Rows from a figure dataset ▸
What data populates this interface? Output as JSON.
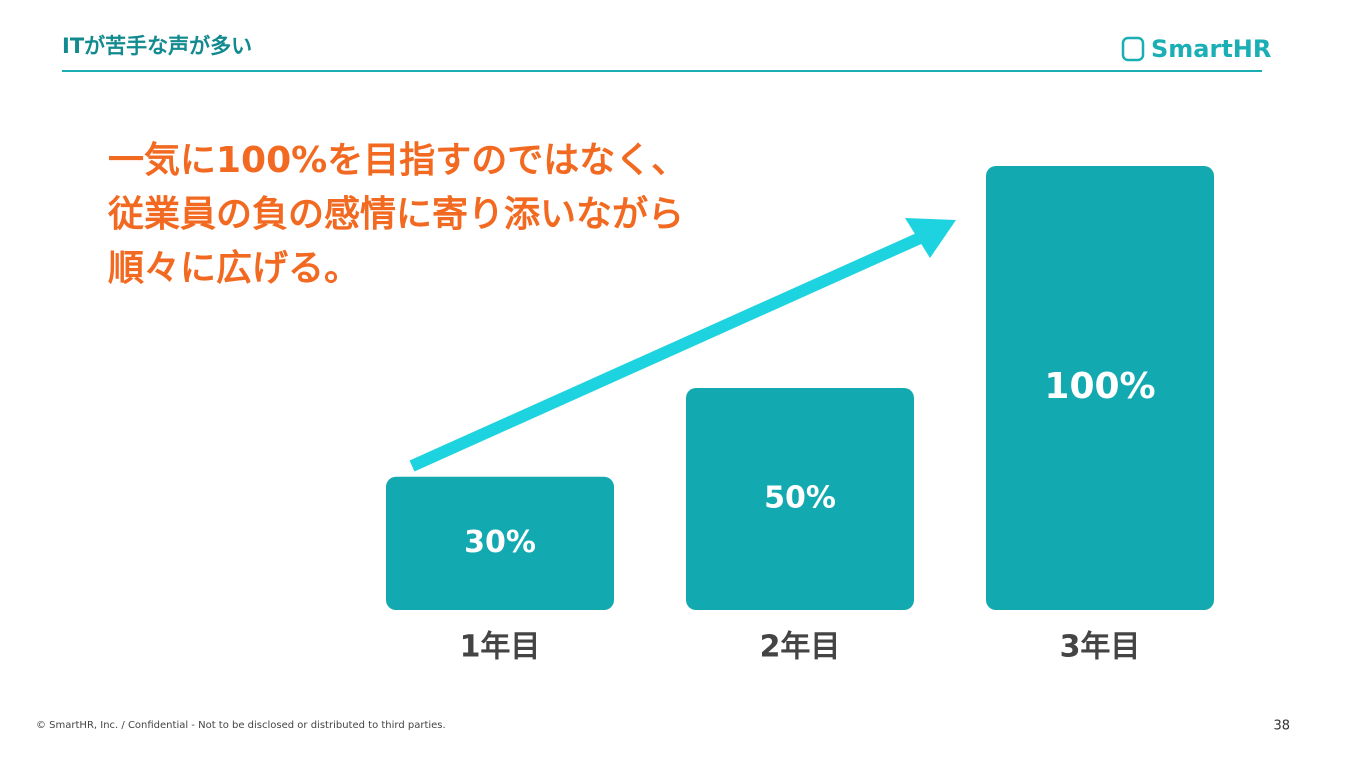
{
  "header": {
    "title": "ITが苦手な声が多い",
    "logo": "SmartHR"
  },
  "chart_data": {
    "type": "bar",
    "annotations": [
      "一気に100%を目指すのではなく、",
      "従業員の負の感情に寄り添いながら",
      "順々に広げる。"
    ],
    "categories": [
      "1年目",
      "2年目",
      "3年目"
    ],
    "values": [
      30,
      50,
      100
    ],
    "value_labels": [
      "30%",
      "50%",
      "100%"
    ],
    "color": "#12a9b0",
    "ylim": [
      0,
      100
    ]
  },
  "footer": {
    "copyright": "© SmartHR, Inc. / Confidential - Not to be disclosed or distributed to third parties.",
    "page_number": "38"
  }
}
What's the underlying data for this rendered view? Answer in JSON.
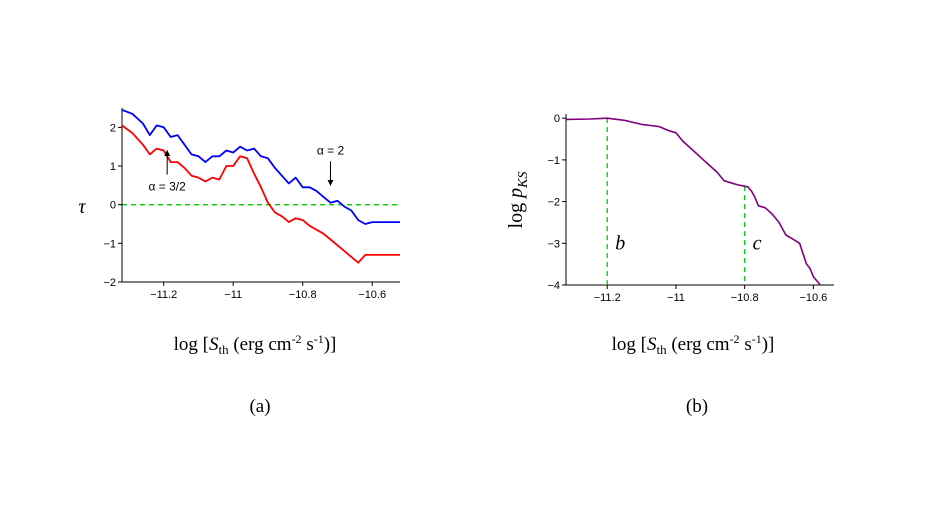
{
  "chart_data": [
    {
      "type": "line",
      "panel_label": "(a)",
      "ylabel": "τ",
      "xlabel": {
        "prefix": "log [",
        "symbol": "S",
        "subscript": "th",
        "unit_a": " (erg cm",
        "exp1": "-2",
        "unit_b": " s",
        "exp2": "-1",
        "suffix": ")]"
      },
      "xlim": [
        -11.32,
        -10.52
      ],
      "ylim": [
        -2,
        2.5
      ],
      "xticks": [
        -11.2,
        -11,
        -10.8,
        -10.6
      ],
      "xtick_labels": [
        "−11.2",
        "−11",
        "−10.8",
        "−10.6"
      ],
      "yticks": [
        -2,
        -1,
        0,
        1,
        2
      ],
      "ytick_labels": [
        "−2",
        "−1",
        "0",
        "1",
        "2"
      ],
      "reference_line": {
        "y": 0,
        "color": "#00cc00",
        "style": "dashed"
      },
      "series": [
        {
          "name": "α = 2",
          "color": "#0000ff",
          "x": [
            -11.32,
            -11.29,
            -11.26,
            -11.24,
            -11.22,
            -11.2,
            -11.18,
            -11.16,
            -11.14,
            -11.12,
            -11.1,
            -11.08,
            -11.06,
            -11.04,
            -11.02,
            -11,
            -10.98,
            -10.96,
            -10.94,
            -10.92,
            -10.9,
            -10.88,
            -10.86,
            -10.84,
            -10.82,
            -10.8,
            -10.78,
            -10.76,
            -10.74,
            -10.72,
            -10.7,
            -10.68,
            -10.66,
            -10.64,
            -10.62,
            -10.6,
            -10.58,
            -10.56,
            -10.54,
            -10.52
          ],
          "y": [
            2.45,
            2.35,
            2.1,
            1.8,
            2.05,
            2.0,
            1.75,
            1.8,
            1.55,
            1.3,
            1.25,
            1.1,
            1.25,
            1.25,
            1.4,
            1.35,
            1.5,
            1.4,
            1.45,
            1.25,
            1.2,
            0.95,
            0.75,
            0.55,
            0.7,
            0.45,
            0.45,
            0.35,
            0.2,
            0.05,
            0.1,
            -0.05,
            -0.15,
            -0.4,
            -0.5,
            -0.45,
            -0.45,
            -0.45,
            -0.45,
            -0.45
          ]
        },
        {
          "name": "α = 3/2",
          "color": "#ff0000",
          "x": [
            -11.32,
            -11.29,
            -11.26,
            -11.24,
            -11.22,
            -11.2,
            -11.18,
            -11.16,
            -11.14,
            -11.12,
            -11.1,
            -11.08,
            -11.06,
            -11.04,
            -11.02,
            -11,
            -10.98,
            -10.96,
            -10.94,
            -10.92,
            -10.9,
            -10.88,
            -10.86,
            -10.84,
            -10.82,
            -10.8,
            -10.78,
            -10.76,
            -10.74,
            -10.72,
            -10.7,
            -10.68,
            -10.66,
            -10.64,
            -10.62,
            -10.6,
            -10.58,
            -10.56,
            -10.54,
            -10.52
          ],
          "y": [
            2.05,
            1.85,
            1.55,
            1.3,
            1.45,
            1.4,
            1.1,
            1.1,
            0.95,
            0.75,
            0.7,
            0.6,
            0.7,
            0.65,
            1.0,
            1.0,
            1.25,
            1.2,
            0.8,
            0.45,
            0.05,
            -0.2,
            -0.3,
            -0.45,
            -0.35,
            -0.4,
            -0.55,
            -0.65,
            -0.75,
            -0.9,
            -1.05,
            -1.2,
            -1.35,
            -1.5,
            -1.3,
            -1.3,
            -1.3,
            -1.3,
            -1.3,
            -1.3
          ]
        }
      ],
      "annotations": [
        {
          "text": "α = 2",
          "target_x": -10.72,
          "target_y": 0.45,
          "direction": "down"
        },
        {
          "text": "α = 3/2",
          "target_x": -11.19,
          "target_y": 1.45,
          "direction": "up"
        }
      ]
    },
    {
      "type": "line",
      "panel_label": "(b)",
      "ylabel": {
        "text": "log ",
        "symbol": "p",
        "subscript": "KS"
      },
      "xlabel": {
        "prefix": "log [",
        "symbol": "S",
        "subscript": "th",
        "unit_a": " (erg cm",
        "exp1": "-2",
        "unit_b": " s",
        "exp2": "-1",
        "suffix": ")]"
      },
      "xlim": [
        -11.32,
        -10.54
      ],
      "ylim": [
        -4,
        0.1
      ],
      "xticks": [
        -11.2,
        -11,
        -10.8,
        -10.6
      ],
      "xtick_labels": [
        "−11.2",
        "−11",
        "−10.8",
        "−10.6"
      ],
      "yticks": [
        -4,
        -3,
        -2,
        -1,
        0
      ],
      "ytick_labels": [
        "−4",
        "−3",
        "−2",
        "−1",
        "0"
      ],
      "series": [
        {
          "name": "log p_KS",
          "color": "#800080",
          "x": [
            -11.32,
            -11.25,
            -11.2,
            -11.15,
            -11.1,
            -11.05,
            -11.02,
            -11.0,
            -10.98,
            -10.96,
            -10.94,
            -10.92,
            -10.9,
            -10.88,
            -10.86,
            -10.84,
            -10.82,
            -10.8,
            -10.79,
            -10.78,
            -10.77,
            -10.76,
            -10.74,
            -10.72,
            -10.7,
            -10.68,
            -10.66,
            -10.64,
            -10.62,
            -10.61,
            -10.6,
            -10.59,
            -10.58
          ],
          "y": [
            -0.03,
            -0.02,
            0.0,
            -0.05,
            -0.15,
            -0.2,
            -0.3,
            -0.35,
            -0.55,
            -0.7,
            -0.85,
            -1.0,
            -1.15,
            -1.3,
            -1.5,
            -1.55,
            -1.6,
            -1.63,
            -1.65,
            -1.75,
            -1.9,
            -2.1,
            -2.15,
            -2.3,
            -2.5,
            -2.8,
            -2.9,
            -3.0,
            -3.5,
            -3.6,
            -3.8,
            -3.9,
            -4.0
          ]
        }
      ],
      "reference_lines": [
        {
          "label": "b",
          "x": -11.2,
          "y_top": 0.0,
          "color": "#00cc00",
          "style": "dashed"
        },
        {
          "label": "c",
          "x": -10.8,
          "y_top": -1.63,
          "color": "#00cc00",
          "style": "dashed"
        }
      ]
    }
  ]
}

Written problem ▸
Repeat the material above word for word, please, apart from its images.

Result for this exercise ▸
What data populates this interface? Output as JSON.
{
  "header": {
    "title": "ITが苦手な声が多い",
    "logo": "SmartHR"
  },
  "chart_data": {
    "type": "bar",
    "annotations": [
      "一気に100%を目指すのではなく、",
      "従業員の負の感情に寄り添いながら",
      "順々に広げる。"
    ],
    "categories": [
      "1年目",
      "2年目",
      "3年目"
    ],
    "values": [
      30,
      50,
      100
    ],
    "value_labels": [
      "30%",
      "50%",
      "100%"
    ],
    "color": "#12a9b0",
    "ylim": [
      0,
      100
    ]
  },
  "footer": {
    "copyright": "© SmartHR, Inc. / Confidential - Not to be disclosed or distributed to third parties.",
    "page_number": "38"
  }
}
What's the underlying data for this rendered view? Answer in JSON.
{
  "chart_data": [
    {
      "type": "line",
      "panel_label": "(a)",
      "ylabel": "τ",
      "xlabel": {
        "prefix": "log [",
        "symbol": "S",
        "subscript": "th",
        "unit_a": " (erg cm",
        "exp1": "-2",
        "unit_b": " s",
        "exp2": "-1",
        "suffix": ")]"
      },
      "xlim": [
        -11.32,
        -10.52
      ],
      "ylim": [
        -2,
        2.5
      ],
      "xticks": [
        -11.2,
        -11,
        -10.8,
        -10.6
      ],
      "xtick_labels": [
        "−11.2",
        "−11",
        "−10.8",
        "−10.6"
      ],
      "yticks": [
        -2,
        -1,
        0,
        1,
        2
      ],
      "ytick_labels": [
        "−2",
        "−1",
        "0",
        "1",
        "2"
      ],
      "reference_line": {
        "y": 0,
        "color": "#00cc00",
        "style": "dashed"
      },
      "series": [
        {
          "name": "α = 2",
          "color": "#0000ff",
          "x": [
            -11.32,
            -11.29,
            -11.26,
            -11.24,
            -11.22,
            -11.2,
            -11.18,
            -11.16,
            -11.14,
            -11.12,
            -11.1,
            -11.08,
            -11.06,
            -11.04,
            -11.02,
            -11,
            -10.98,
            -10.96,
            -10.94,
            -10.92,
            -10.9,
            -10.88,
            -10.86,
            -10.84,
            -10.82,
            -10.8,
            -10.78,
            -10.76,
            -10.74,
            -10.72,
            -10.7,
            -10.68,
            -10.66,
            -10.64,
            -10.62,
            -10.6,
            -10.58,
            -10.56,
            -10.54,
            -10.52
          ],
          "y": [
            2.45,
            2.35,
            2.1,
            1.8,
            2.05,
            2.0,
            1.75,
            1.8,
            1.55,
            1.3,
            1.25,
            1.1,
            1.25,
            1.25,
            1.4,
            1.35,
            1.5,
            1.4,
            1.45,
            1.25,
            1.2,
            0.95,
            0.75,
            0.55,
            0.7,
            0.45,
            0.45,
            0.35,
            0.2,
            0.05,
            0.1,
            -0.05,
            -0.15,
            -0.4,
            -0.5,
            -0.45,
            -0.45,
            -0.45,
            -0.45,
            -0.45
          ]
        },
        {
          "name": "α = 3/2",
          "color": "#ff0000",
          "x": [
            -11.32,
            -11.29,
            -11.26,
            -11.24,
            -11.22,
            -11.2,
            -11.18,
            -11.16,
            -11.14,
            -11.12,
            -11.1,
            -11.08,
            -11.06,
            -11.04,
            -11.02,
            -11,
            -10.98,
            -10.96,
            -10.94,
            -10.92,
            -10.9,
            -10.88,
            -10.86,
            -10.84,
            -10.82,
            -10.8,
            -10.78,
            -10.76,
            -10.74,
            -10.72,
            -10.7,
            -10.68,
            -10.66,
            -10.64,
            -10.62,
            -10.6,
            -10.58,
            -10.56,
            -10.54,
            -10.52
          ],
          "y": [
            2.05,
            1.85,
            1.55,
            1.3,
            1.45,
            1.4,
            1.1,
            1.1,
            0.95,
            0.75,
            0.7,
            0.6,
            0.7,
            0.65,
            1.0,
            1.0,
            1.25,
            1.2,
            0.8,
            0.45,
            0.05,
            -0.2,
            -0.3,
            -0.45,
            -0.35,
            -0.4,
            -0.55,
            -0.65,
            -0.75,
            -0.9,
            -1.05,
            -1.2,
            -1.35,
            -1.5,
            -1.3,
            -1.3,
            -1.3,
            -1.3,
            -1.3,
            -1.3
          ]
        }
      ],
      "annotations": [
        {
          "text": "α = 2",
          "target_x": -10.72,
          "target_y": 0.45,
          "direction": "down"
        },
        {
          "text": "α = 3/2",
          "target_x": -11.19,
          "target_y": 1.45,
          "direction": "up"
        }
      ]
    },
    {
      "type": "line",
      "panel_label": "(b)",
      "ylabel": {
        "text": "log ",
        "symbol": "p",
        "subscript": "KS"
      },
      "xlabel": {
        "prefix": "log [",
        "symbol": "S",
        "subscript": "th",
        "unit_a": " (erg cm",
        "exp1": "-2",
        "unit_b": " s",
        "exp2": "-1",
        "suffix": ")]"
      },
      "xlim": [
        -11.32,
        -10.54
      ],
      "ylim": [
        -4,
        0.1
      ],
      "xticks": [
        -11.2,
        -11,
        -10.8,
        -10.6
      ],
      "xtick_labels": [
        "−11.2",
        "−11",
        "−10.8",
        "−10.6"
      ],
      "yticks": [
        -4,
        -3,
        -2,
        -1,
        0
      ],
      "ytick_labels": [
        "−4",
        "−3",
        "−2",
        "−1",
        "0"
      ],
      "series": [
        {
          "name": "log p_KS",
          "color": "#800080",
          "x": [
            -11.32,
            -11.25,
            -11.2,
            -11.15,
            -11.1,
            -11.05,
            -11.02,
            -11.0,
            -10.98,
            -10.96,
            -10.94,
            -10.92,
            -10.9,
            -10.88,
            -10.86,
            -10.84,
            -10.82,
            -10.8,
            -10.79,
            -10.78,
            -10.77,
            -10.76,
            -10.74,
            -10.72,
            -10.7,
            -10.68,
            -10.66,
            -10.64,
            -10.62,
            -10.61,
            -10.6,
            -10.59,
            -10.58
          ],
          "y": [
            -0.03,
            -0.02,
            0.0,
            -0.05,
            -0.15,
            -0.2,
            -0.3,
            -0.35,
            -0.55,
            -0.7,
            -0.85,
            -1.0,
            -1.15,
            -1.3,
            -1.5,
            -1.55,
            -1.6,
            -1.63,
            -1.65,
            -1.75,
            -1.9,
            -2.1,
            -2.15,
            -2.3,
            -2.5,
            -2.8,
            -2.9,
            -3.0,
            -3.5,
            -3.6,
            -3.8,
            -3.9,
            -4.0
          ]
        }
      ],
      "reference_lines": [
        {
          "label": "b",
          "x": -11.2,
          "y_top": 0.0,
          "color": "#00cc00",
          "style": "dashed"
        },
        {
          "label": "c",
          "x": -10.8,
          "y_top": -1.63,
          "color": "#00cc00",
          "style": "dashed"
        }
      ]
    }
  ]
}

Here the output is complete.